## TASK BRIEF
Would you reproduce all of the data below word for word, omitting the pictures?
======== SUPPLIED RECORDS ========
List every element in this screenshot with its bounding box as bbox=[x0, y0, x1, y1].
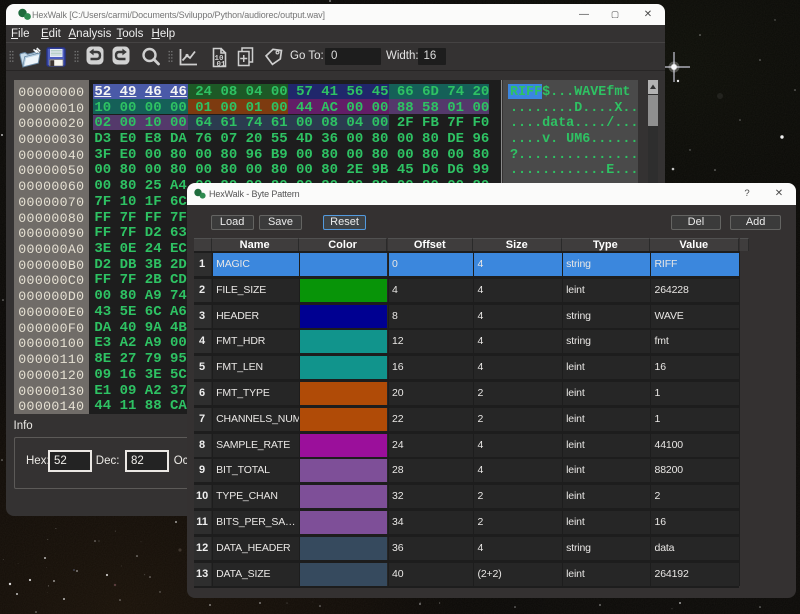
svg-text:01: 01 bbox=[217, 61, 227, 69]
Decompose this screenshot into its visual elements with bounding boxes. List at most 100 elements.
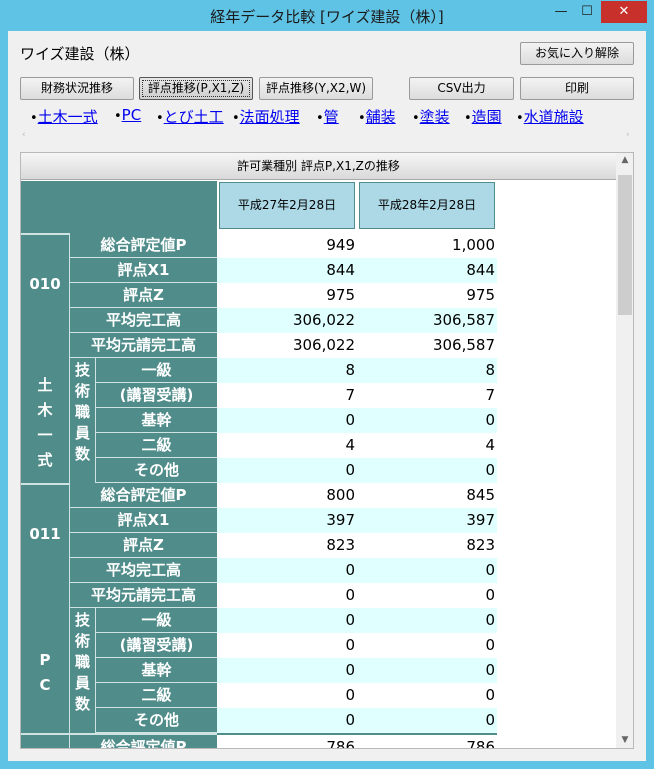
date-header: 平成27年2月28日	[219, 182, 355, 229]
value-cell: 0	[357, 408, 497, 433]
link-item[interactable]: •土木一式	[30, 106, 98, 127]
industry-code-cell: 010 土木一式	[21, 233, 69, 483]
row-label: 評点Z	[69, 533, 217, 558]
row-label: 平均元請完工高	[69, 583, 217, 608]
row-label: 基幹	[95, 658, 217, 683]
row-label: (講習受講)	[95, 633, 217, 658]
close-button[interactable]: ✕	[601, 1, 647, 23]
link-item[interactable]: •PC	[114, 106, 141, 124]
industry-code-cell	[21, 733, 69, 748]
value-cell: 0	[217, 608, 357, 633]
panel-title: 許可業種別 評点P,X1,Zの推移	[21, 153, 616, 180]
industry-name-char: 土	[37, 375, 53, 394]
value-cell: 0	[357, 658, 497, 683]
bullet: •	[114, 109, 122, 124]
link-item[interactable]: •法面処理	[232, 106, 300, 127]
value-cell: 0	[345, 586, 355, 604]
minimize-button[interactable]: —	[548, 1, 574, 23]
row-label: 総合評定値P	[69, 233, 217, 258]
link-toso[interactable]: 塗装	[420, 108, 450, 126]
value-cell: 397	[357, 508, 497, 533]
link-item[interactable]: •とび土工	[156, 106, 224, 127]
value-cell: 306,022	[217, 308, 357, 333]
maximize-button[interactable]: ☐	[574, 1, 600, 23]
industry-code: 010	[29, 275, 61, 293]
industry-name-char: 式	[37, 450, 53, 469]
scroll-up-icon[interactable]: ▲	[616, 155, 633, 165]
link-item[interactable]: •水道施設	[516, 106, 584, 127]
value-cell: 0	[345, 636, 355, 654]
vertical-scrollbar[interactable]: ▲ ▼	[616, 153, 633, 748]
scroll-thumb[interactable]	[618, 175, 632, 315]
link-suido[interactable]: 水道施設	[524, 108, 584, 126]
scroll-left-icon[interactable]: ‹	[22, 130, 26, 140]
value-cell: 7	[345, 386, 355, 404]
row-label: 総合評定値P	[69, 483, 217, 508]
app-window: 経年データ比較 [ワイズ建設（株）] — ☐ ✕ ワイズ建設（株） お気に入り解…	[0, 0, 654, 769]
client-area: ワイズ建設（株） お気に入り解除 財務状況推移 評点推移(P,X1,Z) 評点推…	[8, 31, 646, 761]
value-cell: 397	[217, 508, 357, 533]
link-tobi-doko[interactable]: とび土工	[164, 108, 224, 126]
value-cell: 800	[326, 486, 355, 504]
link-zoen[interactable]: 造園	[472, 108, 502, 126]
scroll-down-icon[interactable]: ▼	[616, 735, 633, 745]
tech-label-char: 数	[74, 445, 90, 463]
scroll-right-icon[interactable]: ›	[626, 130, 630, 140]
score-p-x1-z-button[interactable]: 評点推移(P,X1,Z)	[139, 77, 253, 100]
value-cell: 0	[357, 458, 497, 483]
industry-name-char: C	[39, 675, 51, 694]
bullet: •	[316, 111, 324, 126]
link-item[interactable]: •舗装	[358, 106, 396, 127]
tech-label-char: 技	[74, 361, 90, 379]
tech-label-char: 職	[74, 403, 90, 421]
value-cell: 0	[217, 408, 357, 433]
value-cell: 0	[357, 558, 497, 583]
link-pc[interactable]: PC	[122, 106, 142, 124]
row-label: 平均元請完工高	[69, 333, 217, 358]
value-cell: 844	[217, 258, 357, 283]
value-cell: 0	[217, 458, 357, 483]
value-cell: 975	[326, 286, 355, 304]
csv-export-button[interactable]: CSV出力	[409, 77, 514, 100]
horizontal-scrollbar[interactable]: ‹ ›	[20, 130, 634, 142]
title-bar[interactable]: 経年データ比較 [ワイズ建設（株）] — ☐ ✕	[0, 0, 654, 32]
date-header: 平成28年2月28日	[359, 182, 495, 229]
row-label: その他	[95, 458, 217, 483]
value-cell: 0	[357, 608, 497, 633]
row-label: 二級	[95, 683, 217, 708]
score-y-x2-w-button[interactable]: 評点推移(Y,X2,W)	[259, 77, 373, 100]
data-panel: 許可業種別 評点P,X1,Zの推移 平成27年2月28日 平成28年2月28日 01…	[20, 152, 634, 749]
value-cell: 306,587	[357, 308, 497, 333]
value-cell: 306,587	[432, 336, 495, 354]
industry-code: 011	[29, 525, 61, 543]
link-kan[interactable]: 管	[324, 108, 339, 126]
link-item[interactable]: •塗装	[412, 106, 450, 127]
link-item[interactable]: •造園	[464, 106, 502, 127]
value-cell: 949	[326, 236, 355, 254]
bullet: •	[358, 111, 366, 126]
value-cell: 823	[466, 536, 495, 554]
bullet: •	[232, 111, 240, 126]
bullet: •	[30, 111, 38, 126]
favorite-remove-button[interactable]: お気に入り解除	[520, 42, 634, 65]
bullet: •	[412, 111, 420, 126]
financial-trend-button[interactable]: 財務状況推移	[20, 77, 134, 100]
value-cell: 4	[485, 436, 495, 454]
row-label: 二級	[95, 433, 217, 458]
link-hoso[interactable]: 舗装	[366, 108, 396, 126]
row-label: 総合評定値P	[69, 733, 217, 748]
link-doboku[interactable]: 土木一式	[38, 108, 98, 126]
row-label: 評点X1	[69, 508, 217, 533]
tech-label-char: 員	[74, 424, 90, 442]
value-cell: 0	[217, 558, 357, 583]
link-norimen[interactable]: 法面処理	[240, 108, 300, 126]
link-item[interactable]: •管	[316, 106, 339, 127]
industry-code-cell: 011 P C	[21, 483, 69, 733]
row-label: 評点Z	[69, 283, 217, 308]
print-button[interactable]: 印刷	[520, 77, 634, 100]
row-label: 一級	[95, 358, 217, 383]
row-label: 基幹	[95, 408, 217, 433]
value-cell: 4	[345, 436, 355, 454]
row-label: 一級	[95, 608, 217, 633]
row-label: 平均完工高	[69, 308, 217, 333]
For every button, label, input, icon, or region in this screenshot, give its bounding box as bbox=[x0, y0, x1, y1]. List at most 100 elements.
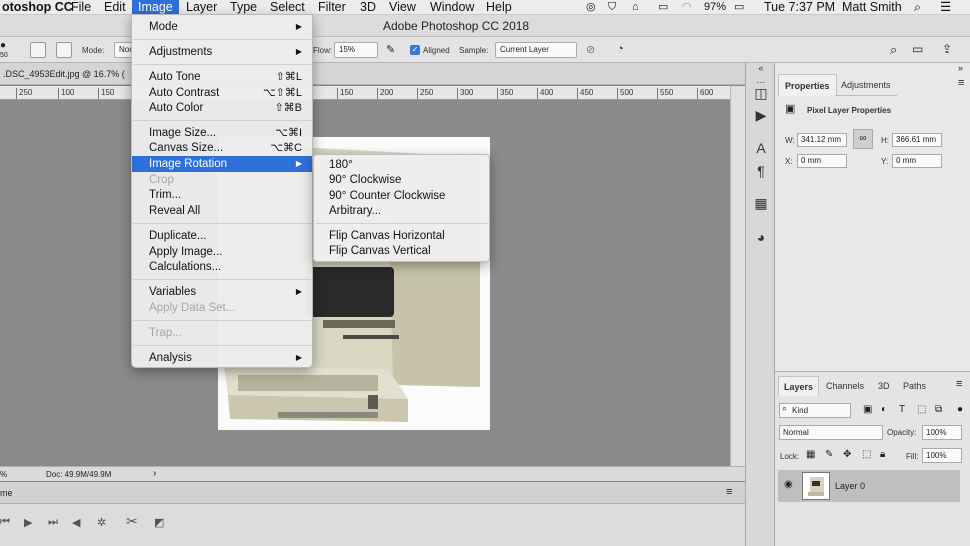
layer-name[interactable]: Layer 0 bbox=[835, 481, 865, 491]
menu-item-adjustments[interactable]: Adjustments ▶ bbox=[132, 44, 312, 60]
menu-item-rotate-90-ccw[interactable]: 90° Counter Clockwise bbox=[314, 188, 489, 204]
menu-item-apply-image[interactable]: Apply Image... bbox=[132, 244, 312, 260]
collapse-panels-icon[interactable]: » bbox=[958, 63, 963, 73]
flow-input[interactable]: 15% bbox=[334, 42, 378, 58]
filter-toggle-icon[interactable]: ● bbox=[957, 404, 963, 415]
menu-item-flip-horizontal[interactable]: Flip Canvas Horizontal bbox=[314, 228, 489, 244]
========
## RESPONSE BELOW
List every element in this screenshot with its bounding box as bbox=[x0, y0, x1, y1].
svg-text:01: 01 bbox=[217, 61, 227, 69]
Decompose this screenshot into its visual elements with bounding boxes. List at most 100 elements.
date-header: 平成27年2月28日	[219, 182, 355, 229]
value-cell: 0	[357, 408, 497, 433]
link-item[interactable]: •土木一式	[30, 106, 98, 127]
industry-code-cell: 010 土木一式	[21, 233, 69, 483]
row-label: 評点Z	[69, 533, 217, 558]
row-label: 平均元請完工高	[69, 583, 217, 608]
row-label: 基幹	[95, 658, 217, 683]
row-label: (講習受講)	[95, 633, 217, 658]
close-button[interactable]: ✕	[601, 1, 647, 23]
link-item[interactable]: •PC	[114, 106, 141, 124]
industry-code-cell	[21, 733, 69, 748]
value-cell: 0	[217, 608, 357, 633]
panel-title: 許可業種別 評点P,X1,Zの推移	[21, 153, 616, 180]
industry-name-char: 土	[37, 375, 53, 394]
value-cell: 0	[357, 658, 497, 683]
bullet: •	[114, 109, 122, 124]
link-item[interactable]: •法面処理	[232, 106, 300, 127]
value-cell: 0	[345, 586, 355, 604]
minimize-button[interactable]: —	[548, 1, 574, 23]
row-label: 総合評定値P	[69, 233, 217, 258]
link-toso[interactable]: 塗装	[420, 108, 450, 126]
value-cell: 397	[357, 508, 497, 533]
link-item[interactable]: •とび土工	[156, 106, 224, 127]
value-cell: 306,022	[217, 308, 357, 333]
maximize-button[interactable]: ☐	[574, 1, 600, 23]
industry-code: 010	[29, 275, 61, 293]
industry-name-char: 式	[37, 450, 53, 469]
scroll-up-icon[interactable]: ▲	[616, 155, 633, 165]
link-item[interactable]: •水道施設	[516, 106, 584, 127]
value-cell: 0	[345, 636, 355, 654]
vertical-scrollbar[interactable]: ▲ ▼	[616, 153, 633, 748]
scroll-thumb[interactable]	[618, 175, 632, 315]
link-suido[interactable]: 水道施設	[524, 108, 584, 126]
scroll-left-icon[interactable]: ‹	[22, 130, 26, 140]
value-cell: 7	[345, 386, 355, 404]
row-label: 総合評定値P	[69, 483, 217, 508]
app-window: 経年データ比較 [ワイズ建設（株）] — ☐ ✕ ワイズ建設（株） お気に入り解…	[0, 0, 654, 769]
client-area: ワイズ建設（株） お気に入り解除 財務状況推移 評点推移(P,X1,Z) 評点推…	[8, 31, 646, 761]
value-cell: 397	[217, 508, 357, 533]
link-tobi-doko[interactable]: とび土工	[164, 108, 224, 126]
value-cell: 800	[326, 486, 355, 504]
link-zoen[interactable]: 造園	[472, 108, 502, 126]
scroll-down-icon[interactable]: ▼	[616, 735, 633, 745]
tech-label-char: 数	[74, 445, 90, 463]
scroll-right-icon[interactable]: ›	[626, 130, 630, 140]
score-p-x1-z-button[interactable]: 評点推移(P,X1,Z)	[139, 77, 253, 100]
value-cell: 0	[357, 458, 497, 483]
industry-name-char: C	[39, 675, 51, 694]
bullet: •	[316, 111, 324, 126]
link-item[interactable]: •舗装	[358, 106, 396, 127]
tech-label-char: 技	[74, 361, 90, 379]
tech-label-char: 職	[74, 403, 90, 421]
value-cell: 0	[217, 408, 357, 433]
value-cell: 0	[357, 558, 497, 583]
link-pc[interactable]: PC	[122, 106, 142, 124]
row-label: 平均元請完工高	[69, 333, 217, 358]
value-cell: 844	[217, 258, 357, 283]
value-cell: 0	[217, 458, 357, 483]
value-cell: 975	[326, 286, 355, 304]
csv-export-button[interactable]: CSV出力	[409, 77, 514, 100]
horizontal-scrollbar[interactable]: ‹ ›	[20, 130, 634, 142]
title-bar[interactable]: 経年データ比較 [ワイズ建設（株）] — ☐ ✕	[0, 0, 654, 32]
date-header: 平成28年2月28日	[359, 182, 495, 229]
row-label: その他	[95, 458, 217, 483]
value-cell: 0	[357, 608, 497, 633]
row-label: 二級	[95, 683, 217, 708]
score-y-x2-w-button[interactable]: 評点推移(Y,X2,W)	[259, 77, 373, 100]
data-panel: 許可業種別 評点P,X1,Zの推移 平成27年2月28日 平成28年2月28日 01…	[20, 152, 634, 749]
value-cell: 306,587	[357, 308, 497, 333]
value-cell: 306,587	[432, 336, 495, 354]
industry-code: 011	[29, 525, 61, 543]
link-kan[interactable]: 管	[324, 108, 339, 126]
link-item[interactable]: •塗装	[412, 106, 450, 127]
link-item[interactable]: •造園	[464, 106, 502, 127]
value-cell: 949	[326, 236, 355, 254]
bullet: •	[358, 111, 366, 126]
value-cell: 823	[466, 536, 495, 554]
bullet: •	[232, 111, 240, 126]
bullet: •	[30, 111, 38, 126]
favorite-remove-button[interactable]: お気に入り解除	[520, 42, 634, 65]
bullet: •	[412, 111, 420, 126]
financial-trend-button[interactable]: 財務状況推移	[20, 77, 134, 100]
value-cell: 4	[485, 436, 495, 454]
row-label: 二級	[95, 433, 217, 458]
link-hoso[interactable]: 舗装	[366, 108, 396, 126]
row-label: 総合評定値P	[69, 733, 217, 748]
link-doboku[interactable]: 土木一式	[38, 108, 98, 126]
row-label: 評点X1	[69, 508, 217, 533]
tech-label-char: 員	[74, 424, 90, 442]
value-cell: 0	[217, 558, 357, 583]
link-norimen[interactable]: 法面処理	[240, 108, 300, 126]
link-item[interactable]: •管	[316, 106, 339, 127]
industry-code-cell: 011 P C	[21, 483, 69, 733]
row-label: 評点Z	[69, 283, 217, 308]
print-button[interactable]: 印刷	[520, 77, 634, 100]
row-label: 一級	[95, 358, 217, 383]
row-label: 基幹	[95, 408, 217, 433]
value-cell: 4	[345, 436, 355, 454]
row-label: 一級	[95, 608, 217, 633]
row-label: 平均完工高	[69, 308, 217, 333]
For every button, label, input, icon, or region in this screenshot, give its bounding box as bbox=[x0, y0, x1, y1]. List at most 100 elements.
layer-name[interactable]: Layer 0 bbox=[835, 481, 865, 491]
menu-item-adjustments[interactable]: Adjustments ▶ bbox=[132, 44, 312, 60]
menu-item-rotate-90-ccw[interactable]: 90° Counter Clockwise bbox=[314, 188, 489, 204]
menu-item-apply-image[interactable]: Apply Image... bbox=[132, 244, 312, 260]
collapse-panels-icon[interactable]: » bbox=[958, 63, 963, 73]
flow-input[interactable]: 15% bbox=[334, 42, 378, 58]
filter-toggle-icon[interactable]: ● bbox=[957, 404, 963, 415]
menu-item-flip-horizontal[interactable]: Flip Canvas Horizontal bbox=[314, 228, 489, 244]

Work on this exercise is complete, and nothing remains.